Find the lines with "opacity" in them and copy them out.

[Saved data entries]
================

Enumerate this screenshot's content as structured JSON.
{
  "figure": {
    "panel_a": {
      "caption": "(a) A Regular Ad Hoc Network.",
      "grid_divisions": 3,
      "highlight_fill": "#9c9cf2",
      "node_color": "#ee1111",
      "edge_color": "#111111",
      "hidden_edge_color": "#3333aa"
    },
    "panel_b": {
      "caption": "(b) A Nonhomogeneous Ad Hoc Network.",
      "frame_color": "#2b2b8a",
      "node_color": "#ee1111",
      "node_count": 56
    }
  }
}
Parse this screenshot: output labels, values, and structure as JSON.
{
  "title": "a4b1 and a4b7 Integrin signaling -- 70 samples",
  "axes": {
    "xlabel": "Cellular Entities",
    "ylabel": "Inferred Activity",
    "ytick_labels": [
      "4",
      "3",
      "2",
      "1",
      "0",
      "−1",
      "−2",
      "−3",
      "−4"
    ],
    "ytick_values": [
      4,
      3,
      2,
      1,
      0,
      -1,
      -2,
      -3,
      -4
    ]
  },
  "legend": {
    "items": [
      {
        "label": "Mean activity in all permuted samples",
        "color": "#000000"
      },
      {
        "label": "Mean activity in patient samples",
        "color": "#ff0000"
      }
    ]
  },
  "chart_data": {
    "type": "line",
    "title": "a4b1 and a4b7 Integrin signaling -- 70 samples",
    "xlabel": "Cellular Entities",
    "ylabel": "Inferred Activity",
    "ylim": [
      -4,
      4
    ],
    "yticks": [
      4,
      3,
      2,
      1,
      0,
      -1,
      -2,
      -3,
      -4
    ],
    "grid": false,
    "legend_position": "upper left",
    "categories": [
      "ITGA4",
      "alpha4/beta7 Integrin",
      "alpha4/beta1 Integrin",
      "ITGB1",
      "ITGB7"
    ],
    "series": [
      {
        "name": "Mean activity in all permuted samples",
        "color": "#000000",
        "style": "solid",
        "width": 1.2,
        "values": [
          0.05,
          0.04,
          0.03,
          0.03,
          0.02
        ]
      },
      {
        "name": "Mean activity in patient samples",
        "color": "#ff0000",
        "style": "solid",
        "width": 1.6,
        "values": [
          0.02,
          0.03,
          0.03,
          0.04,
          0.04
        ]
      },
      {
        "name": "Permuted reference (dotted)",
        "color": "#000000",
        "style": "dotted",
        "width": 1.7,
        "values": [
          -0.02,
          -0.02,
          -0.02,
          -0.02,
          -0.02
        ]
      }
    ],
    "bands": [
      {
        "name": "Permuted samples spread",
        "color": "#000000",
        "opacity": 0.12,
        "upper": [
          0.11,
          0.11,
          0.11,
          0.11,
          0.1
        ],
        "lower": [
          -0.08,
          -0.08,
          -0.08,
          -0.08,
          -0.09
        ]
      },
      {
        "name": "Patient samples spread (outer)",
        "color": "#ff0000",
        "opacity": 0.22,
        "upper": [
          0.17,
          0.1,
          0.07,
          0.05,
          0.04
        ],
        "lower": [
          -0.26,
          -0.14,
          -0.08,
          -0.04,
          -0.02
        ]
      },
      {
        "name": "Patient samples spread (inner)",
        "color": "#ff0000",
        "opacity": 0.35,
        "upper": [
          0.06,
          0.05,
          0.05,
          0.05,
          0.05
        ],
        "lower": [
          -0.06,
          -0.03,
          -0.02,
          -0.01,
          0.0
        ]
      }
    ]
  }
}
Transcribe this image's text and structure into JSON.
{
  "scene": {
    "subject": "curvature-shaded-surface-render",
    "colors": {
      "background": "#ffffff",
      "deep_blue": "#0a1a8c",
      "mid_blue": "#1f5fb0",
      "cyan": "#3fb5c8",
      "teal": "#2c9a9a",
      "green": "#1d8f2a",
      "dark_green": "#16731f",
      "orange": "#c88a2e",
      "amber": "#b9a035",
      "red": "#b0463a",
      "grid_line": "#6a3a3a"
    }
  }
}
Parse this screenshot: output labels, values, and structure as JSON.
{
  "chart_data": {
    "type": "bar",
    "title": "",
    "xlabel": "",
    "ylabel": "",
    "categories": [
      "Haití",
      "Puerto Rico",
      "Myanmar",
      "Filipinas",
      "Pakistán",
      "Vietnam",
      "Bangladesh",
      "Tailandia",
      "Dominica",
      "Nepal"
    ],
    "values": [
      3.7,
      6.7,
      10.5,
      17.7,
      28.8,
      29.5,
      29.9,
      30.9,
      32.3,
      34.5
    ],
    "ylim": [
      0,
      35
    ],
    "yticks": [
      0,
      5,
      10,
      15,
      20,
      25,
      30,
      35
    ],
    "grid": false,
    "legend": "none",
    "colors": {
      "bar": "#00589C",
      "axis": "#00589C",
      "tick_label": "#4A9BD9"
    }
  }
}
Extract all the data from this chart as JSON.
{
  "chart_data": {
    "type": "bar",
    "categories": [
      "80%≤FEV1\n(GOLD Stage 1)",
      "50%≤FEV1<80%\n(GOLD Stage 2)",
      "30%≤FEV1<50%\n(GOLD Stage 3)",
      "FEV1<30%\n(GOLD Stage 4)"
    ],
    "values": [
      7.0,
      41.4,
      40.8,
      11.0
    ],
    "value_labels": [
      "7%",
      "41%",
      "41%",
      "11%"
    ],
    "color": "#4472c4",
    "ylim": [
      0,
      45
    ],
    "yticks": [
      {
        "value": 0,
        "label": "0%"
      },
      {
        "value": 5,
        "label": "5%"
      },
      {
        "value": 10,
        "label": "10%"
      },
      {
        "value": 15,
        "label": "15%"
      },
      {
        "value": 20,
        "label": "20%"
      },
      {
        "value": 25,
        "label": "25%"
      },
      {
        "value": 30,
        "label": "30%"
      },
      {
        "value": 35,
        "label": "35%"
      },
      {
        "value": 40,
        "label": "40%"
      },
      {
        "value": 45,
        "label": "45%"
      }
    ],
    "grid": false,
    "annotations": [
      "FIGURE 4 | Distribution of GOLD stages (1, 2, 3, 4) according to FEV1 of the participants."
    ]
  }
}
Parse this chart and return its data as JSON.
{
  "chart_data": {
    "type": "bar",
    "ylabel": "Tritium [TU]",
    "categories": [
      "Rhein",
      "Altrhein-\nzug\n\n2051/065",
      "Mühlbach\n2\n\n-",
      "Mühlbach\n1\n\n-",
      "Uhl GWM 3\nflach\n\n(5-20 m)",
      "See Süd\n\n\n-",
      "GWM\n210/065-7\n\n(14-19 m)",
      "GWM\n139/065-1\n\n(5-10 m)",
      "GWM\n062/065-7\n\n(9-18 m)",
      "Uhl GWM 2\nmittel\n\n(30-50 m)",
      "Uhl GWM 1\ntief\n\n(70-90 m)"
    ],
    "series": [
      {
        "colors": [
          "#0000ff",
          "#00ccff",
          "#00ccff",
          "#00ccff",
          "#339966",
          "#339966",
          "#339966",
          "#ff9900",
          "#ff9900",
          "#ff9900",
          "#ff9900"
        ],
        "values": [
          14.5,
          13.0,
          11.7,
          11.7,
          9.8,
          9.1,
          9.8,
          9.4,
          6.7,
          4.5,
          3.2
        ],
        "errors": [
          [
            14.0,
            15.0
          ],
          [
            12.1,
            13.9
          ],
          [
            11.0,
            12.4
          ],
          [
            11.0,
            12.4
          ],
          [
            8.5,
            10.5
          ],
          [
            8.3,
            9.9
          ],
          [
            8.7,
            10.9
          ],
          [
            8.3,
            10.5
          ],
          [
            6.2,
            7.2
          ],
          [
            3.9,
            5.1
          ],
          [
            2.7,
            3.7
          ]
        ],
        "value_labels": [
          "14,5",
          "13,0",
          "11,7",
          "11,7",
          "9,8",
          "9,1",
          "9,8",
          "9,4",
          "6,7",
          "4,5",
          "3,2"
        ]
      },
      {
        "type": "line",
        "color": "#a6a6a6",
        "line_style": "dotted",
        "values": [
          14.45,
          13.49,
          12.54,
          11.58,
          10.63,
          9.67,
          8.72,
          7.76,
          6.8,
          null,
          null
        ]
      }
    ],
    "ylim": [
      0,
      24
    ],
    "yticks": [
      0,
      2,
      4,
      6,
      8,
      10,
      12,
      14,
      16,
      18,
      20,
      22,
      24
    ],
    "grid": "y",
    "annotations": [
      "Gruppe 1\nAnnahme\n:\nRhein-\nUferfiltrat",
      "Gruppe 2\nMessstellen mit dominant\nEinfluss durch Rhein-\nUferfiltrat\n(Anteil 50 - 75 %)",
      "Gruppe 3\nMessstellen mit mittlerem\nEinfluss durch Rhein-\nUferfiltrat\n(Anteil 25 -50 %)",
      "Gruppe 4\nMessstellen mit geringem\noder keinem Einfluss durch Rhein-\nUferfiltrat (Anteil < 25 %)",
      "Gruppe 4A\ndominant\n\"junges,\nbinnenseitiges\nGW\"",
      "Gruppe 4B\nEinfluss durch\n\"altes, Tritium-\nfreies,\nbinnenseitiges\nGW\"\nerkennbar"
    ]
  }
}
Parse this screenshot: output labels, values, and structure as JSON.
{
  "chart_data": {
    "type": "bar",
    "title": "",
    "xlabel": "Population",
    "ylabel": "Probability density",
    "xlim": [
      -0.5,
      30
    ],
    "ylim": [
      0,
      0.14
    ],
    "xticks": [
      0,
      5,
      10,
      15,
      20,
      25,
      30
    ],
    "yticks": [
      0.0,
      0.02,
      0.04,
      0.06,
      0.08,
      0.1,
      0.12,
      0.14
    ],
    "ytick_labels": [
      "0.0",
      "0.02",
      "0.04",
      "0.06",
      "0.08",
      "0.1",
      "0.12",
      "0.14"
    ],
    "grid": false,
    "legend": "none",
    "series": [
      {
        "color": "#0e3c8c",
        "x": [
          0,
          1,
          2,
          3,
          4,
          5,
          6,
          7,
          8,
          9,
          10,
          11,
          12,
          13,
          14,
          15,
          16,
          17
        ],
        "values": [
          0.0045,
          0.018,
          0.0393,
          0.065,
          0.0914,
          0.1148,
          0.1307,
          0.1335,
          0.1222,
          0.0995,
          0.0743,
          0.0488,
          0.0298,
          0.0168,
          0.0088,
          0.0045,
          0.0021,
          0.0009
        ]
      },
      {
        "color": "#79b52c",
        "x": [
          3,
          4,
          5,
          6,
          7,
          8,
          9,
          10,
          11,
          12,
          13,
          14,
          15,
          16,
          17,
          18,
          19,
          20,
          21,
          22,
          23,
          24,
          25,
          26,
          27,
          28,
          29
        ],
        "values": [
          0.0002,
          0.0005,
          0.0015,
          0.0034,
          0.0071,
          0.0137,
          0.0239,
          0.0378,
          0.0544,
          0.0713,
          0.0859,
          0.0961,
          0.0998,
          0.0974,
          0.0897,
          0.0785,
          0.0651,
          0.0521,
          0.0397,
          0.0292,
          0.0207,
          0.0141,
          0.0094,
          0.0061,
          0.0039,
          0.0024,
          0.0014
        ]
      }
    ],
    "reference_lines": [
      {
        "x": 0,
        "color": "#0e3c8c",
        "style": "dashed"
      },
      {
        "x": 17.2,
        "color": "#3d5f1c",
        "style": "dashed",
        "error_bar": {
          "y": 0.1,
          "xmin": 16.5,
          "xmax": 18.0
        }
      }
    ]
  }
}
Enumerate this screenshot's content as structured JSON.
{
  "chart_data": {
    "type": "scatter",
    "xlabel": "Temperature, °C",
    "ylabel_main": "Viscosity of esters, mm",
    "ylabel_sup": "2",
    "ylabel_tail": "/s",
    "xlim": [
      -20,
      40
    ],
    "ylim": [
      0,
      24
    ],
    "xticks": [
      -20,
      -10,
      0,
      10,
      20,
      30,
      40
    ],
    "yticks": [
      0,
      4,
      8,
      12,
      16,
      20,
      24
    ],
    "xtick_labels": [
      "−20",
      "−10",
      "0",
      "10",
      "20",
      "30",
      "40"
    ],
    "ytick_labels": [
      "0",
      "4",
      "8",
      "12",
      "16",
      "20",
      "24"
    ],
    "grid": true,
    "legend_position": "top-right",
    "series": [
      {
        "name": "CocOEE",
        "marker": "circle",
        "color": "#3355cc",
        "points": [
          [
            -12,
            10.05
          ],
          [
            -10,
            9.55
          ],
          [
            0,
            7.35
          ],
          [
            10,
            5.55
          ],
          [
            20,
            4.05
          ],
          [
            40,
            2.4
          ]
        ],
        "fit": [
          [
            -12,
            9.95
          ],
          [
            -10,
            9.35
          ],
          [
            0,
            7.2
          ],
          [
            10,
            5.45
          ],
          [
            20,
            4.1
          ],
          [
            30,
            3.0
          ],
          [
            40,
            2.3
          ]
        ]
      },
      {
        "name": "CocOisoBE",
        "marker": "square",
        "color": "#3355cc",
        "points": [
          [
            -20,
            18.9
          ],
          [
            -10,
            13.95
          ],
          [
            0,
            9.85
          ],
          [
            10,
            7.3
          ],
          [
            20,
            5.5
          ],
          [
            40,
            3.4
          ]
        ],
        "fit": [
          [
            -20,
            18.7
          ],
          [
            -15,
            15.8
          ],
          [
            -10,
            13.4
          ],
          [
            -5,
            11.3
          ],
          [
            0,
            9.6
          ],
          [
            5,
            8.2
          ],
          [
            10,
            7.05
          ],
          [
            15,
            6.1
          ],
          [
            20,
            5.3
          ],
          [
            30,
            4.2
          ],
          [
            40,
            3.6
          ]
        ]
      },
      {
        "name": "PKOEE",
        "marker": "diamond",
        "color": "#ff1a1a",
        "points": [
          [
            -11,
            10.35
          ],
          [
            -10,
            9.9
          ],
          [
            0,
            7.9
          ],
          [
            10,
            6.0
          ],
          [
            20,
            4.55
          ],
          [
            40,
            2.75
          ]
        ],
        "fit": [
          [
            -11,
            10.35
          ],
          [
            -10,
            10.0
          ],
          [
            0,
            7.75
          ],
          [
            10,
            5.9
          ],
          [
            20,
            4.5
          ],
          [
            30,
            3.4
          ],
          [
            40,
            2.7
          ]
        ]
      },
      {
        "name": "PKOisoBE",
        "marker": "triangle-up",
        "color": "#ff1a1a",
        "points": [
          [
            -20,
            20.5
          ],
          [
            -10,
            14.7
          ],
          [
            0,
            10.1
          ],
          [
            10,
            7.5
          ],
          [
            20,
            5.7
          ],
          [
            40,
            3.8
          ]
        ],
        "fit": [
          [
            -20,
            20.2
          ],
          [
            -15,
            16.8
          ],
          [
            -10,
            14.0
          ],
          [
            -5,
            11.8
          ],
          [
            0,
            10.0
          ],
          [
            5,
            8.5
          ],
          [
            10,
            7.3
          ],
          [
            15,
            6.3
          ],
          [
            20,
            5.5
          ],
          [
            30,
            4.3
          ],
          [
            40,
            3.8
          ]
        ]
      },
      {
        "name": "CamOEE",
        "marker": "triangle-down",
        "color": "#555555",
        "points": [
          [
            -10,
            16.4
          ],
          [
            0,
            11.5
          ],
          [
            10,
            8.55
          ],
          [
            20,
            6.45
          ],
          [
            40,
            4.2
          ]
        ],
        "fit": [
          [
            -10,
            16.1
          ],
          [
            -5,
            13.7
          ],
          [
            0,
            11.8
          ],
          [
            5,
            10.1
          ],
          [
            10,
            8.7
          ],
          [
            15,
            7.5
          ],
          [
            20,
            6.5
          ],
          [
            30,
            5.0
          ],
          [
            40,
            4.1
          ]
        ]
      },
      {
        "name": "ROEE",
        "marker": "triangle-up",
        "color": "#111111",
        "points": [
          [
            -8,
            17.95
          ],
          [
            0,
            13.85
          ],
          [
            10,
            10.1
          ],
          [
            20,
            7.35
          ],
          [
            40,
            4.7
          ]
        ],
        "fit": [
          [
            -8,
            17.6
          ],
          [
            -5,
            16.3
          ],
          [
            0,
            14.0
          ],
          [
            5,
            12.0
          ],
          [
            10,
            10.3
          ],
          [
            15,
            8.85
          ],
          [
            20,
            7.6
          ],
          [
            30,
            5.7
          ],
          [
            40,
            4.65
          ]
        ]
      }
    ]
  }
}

================

Output below>
        "opacity": 0.12,
        "opacity": 0.22,
        "opacity": 0.35,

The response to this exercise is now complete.